* BEGIN *
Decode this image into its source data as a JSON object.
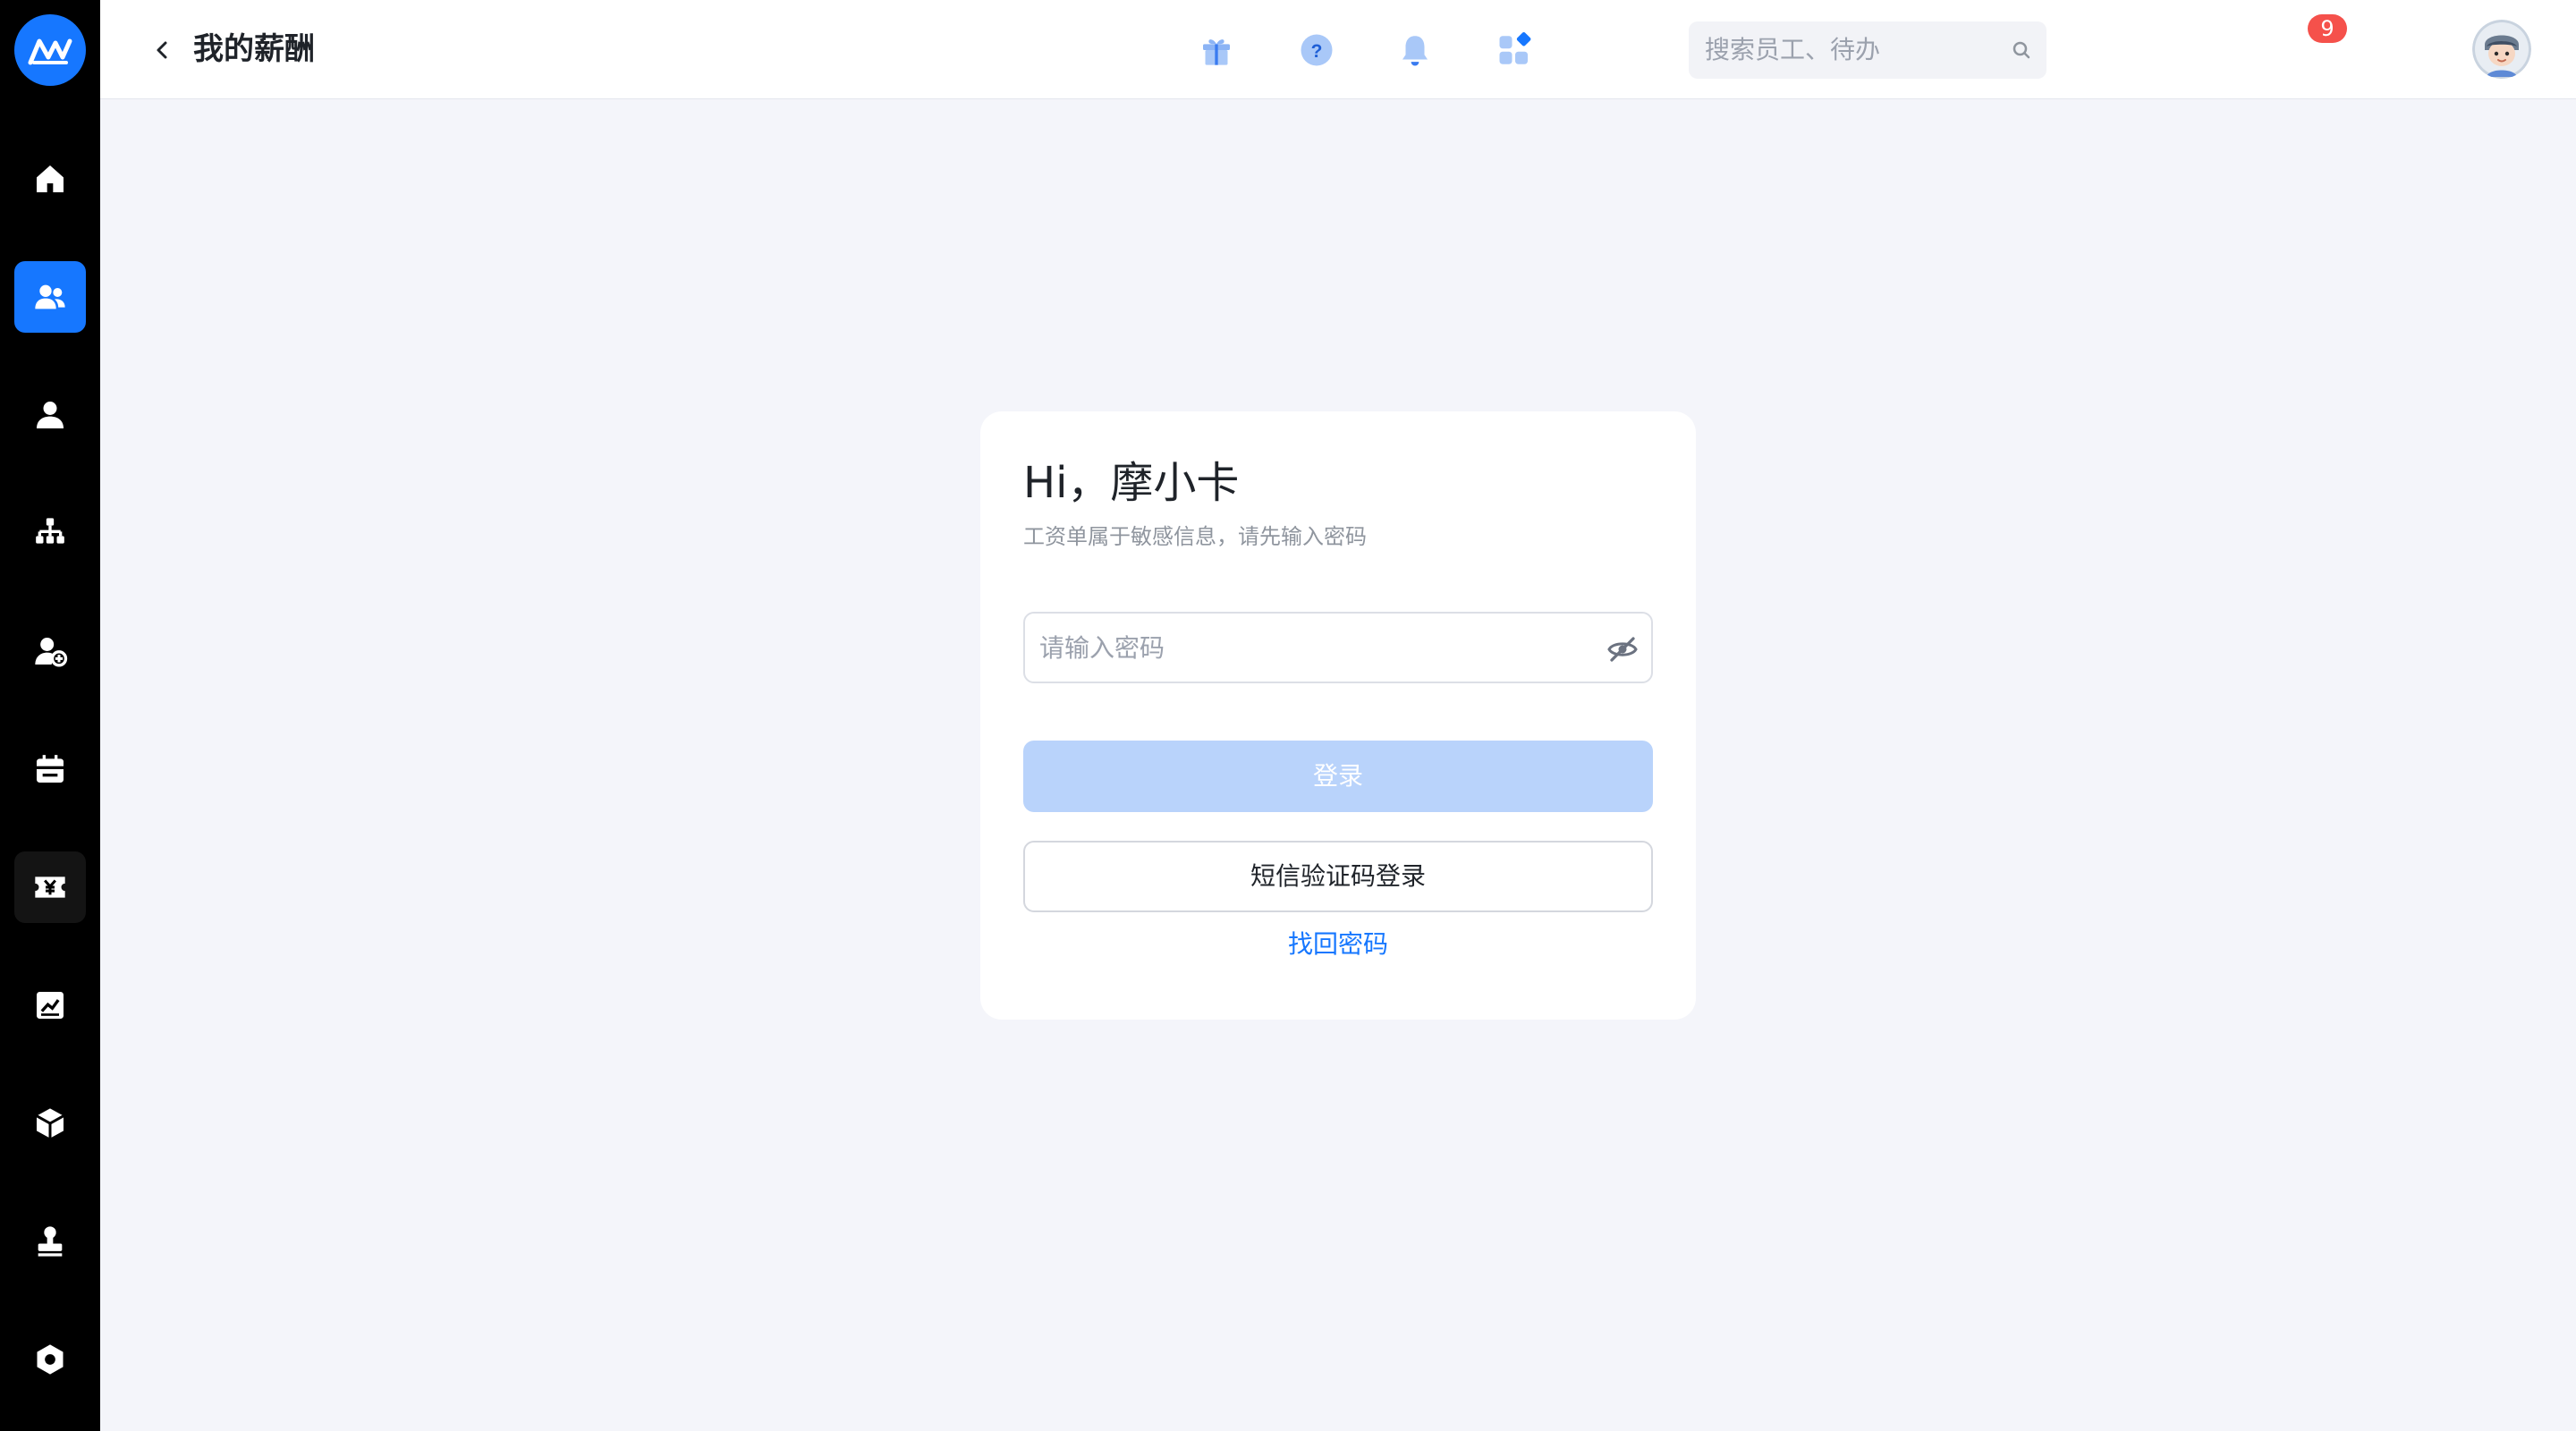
{
  "header": {
    "title": "我的薪酬",
    "search_placeholder": "搜索员工、待办",
    "notification_count": "9"
  },
  "sidebar": {
    "items": [
      {
        "icon": "home-icon"
      },
      {
        "icon": "team-icon",
        "active": true
      },
      {
        "icon": "person-icon"
      },
      {
        "icon": "org-chart-icon"
      },
      {
        "icon": "add-person-icon"
      },
      {
        "icon": "calendar-icon"
      },
      {
        "icon": "yen-ticket-icon"
      },
      {
        "icon": "chart-icon"
      },
      {
        "icon": "cube-icon"
      },
      {
        "icon": "stamp-icon"
      },
      {
        "icon": "settings-icon"
      }
    ]
  },
  "card": {
    "greeting": "Hi，摩小卡",
    "hint": "工资单属于敏感信息，请先输入密码",
    "password_placeholder": "请输入密码",
    "login_label": "登录",
    "sms_login_label": "短信验证码登录",
    "forgot_label": "找回密码"
  },
  "colors": {
    "accent": "#1677ff",
    "sidebar_bg": "#000000",
    "login_disabled": "#b9d3fb",
    "badge": "#f5514b"
  }
}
* END *
- _To do_:
The records above need to be restated word for word, with the pictures left out.

- _Complete response_:
Decode this image into its source data as a JSON object.
{
  "header": {
    "title": "我的薪酬",
    "search_placeholder": "搜索员工、待办",
    "notification_count": "9"
  },
  "sidebar": {
    "items": [
      {
        "icon": "home-icon"
      },
      {
        "icon": "team-icon",
        "active": true
      },
      {
        "icon": "person-icon"
      },
      {
        "icon": "org-chart-icon"
      },
      {
        "icon": "add-person-icon"
      },
      {
        "icon": "calendar-icon"
      },
      {
        "icon": "yen-ticket-icon"
      },
      {
        "icon": "chart-icon"
      },
      {
        "icon": "cube-icon"
      },
      {
        "icon": "stamp-icon"
      },
      {
        "icon": "settings-icon"
      }
    ]
  },
  "card": {
    "greeting": "Hi，摩小卡",
    "hint": "工资单属于敏感信息，请先输入密码",
    "password_placeholder": "请输入密码",
    "login_label": "登录",
    "sms_login_label": "短信验证码登录",
    "forgot_label": "找回密码"
  },
  "colors": {
    "accent": "#1677ff",
    "sidebar_bg": "#000000",
    "login_disabled": "#b9d3fb",
    "badge": "#f5514b"
  }
}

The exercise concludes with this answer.